Directions for this task: Copy out each line that mentions the word "العربية".

## Begin

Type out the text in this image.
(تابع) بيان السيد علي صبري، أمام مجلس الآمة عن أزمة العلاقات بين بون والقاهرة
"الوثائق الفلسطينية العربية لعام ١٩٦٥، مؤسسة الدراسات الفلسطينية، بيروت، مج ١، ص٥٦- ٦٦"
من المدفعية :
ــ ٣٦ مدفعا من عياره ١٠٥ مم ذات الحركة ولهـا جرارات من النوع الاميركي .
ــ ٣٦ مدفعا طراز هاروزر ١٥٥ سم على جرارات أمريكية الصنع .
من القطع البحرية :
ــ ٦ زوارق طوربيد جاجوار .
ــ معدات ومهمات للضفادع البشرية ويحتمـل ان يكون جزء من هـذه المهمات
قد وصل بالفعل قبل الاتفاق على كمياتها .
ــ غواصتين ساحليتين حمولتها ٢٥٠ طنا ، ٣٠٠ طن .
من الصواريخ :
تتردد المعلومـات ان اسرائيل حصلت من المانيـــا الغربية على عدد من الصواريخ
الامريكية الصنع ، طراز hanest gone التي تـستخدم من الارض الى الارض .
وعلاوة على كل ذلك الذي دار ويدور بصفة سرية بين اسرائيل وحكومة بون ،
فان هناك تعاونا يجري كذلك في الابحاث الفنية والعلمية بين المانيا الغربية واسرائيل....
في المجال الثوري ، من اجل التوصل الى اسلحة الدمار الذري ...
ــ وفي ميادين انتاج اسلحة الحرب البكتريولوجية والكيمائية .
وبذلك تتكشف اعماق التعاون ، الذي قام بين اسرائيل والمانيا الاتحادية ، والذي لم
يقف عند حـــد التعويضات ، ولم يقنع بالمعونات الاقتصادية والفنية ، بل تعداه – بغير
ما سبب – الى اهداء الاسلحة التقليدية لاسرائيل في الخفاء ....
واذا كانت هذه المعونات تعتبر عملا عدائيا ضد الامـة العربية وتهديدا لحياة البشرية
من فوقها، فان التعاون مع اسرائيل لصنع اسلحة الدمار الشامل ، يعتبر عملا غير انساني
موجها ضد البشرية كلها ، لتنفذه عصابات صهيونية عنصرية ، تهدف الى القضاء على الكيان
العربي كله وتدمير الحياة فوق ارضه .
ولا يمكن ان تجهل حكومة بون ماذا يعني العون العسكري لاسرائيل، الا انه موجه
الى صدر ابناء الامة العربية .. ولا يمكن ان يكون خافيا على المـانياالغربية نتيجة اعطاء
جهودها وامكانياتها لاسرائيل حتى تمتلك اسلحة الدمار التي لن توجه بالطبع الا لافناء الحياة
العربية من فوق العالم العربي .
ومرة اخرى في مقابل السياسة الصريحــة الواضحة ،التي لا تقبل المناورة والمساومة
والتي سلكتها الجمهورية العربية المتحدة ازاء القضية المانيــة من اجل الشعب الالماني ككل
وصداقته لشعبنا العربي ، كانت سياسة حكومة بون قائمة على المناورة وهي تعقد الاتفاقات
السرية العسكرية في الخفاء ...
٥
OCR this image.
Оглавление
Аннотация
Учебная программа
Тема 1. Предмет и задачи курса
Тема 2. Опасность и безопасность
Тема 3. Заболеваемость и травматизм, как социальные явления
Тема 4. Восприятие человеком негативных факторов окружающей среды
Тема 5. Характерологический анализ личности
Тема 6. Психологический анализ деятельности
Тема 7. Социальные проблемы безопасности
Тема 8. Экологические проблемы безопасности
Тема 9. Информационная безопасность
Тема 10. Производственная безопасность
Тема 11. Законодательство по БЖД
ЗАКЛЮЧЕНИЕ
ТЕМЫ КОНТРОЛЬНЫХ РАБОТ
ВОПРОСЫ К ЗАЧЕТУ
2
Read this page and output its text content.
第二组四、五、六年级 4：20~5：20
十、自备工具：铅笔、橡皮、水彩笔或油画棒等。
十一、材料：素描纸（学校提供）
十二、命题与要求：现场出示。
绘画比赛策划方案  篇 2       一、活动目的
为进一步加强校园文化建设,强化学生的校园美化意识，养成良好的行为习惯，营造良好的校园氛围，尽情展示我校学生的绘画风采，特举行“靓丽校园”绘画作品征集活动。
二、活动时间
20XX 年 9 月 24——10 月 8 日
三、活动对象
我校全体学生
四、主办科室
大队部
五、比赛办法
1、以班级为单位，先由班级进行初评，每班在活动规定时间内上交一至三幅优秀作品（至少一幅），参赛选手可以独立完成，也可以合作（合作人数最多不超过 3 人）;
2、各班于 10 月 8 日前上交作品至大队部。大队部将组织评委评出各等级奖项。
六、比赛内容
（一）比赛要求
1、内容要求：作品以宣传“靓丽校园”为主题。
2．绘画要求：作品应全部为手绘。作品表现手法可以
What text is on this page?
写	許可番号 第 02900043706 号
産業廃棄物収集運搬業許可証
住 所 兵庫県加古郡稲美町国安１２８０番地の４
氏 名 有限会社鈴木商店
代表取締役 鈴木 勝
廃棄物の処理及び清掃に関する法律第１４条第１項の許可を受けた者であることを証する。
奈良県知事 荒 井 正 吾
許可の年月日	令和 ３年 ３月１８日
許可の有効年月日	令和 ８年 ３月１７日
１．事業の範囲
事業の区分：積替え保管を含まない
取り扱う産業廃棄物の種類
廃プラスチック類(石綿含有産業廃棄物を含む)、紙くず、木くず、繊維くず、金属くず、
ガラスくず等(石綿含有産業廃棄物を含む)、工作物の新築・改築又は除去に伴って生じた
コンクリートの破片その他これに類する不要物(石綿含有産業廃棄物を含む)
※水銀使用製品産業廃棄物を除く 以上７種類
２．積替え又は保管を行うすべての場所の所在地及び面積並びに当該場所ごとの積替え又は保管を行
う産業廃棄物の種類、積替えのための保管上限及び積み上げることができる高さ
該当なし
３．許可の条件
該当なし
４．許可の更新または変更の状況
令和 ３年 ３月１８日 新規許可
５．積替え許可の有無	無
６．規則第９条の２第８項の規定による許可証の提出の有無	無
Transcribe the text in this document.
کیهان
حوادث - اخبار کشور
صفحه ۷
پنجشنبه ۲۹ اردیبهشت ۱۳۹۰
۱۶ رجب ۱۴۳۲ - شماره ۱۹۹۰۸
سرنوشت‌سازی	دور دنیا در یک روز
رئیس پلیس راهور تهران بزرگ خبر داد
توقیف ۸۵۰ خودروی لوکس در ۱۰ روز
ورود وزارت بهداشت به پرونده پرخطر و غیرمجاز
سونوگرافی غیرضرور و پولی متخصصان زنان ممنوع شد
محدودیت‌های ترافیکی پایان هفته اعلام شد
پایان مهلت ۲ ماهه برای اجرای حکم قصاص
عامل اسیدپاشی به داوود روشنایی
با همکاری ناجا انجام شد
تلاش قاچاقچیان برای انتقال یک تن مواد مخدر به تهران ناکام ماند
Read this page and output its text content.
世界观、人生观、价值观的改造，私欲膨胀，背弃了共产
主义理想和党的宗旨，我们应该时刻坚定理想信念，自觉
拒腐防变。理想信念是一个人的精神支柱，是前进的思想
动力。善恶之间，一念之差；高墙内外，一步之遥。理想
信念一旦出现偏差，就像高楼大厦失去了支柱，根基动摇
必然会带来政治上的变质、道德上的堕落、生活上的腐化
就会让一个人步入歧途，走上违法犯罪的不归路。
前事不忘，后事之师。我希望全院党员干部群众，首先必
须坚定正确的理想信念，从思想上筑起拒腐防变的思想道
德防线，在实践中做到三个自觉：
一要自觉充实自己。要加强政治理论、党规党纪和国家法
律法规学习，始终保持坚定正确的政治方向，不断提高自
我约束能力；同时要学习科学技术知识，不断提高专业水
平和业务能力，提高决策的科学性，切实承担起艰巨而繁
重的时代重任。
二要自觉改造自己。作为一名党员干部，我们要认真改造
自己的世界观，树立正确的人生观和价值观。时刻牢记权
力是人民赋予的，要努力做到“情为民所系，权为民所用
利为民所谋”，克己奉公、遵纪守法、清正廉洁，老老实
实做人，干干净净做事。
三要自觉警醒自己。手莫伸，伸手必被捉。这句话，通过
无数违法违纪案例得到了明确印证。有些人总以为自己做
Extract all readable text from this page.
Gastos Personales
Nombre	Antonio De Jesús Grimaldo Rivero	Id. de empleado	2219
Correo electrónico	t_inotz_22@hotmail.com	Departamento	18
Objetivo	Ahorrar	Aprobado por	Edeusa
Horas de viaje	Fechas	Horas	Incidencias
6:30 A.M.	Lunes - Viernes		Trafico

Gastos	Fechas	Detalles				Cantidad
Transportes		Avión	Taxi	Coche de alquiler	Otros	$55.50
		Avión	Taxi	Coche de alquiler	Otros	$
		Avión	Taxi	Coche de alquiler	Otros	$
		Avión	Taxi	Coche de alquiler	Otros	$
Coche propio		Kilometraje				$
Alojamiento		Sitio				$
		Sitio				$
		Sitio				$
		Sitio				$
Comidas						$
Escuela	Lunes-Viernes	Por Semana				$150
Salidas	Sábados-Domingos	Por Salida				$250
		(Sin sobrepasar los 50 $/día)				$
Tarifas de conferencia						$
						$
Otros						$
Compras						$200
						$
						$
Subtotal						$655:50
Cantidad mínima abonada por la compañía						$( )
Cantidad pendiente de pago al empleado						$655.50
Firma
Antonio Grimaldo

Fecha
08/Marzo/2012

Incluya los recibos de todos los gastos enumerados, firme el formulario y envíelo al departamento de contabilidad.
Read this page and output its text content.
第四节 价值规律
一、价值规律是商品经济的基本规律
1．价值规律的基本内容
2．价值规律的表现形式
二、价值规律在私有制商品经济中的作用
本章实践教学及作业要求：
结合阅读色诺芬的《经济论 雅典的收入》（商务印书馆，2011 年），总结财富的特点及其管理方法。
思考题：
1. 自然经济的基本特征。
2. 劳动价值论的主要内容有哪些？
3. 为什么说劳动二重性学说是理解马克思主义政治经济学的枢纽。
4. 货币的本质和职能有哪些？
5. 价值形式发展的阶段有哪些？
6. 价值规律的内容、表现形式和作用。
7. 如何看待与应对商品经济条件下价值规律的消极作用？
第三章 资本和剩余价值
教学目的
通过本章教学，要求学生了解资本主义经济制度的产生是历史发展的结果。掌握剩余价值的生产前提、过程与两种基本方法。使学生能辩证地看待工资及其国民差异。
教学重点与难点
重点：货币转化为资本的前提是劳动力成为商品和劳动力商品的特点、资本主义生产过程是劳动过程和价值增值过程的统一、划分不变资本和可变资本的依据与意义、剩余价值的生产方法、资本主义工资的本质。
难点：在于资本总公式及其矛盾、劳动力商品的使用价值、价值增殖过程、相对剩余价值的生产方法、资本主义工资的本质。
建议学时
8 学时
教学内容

## End

Exercise solution:
"الوثائق الفلسطينية العربية لعام ١٩٦٥، مؤسسة الدراسات الفلسطينية، بيروت، مج ١، ص٥٦- ٦٦"
واذا كانت هذه المعونات تعتبر عملا عدائيا ضد الامـة العربية وتهديدا لحياة البشرية
الى صدر ابناء الامة العربية .. ولا يمكن ان يكون خافيا على المـانياالغربية نتيجة اعطاء
العربية من فوق العالم العربي .
والتي سلكتها الجمهورية العربية المتحدة ازاء القضية المانيــة من اجل الشعب الالماني ككل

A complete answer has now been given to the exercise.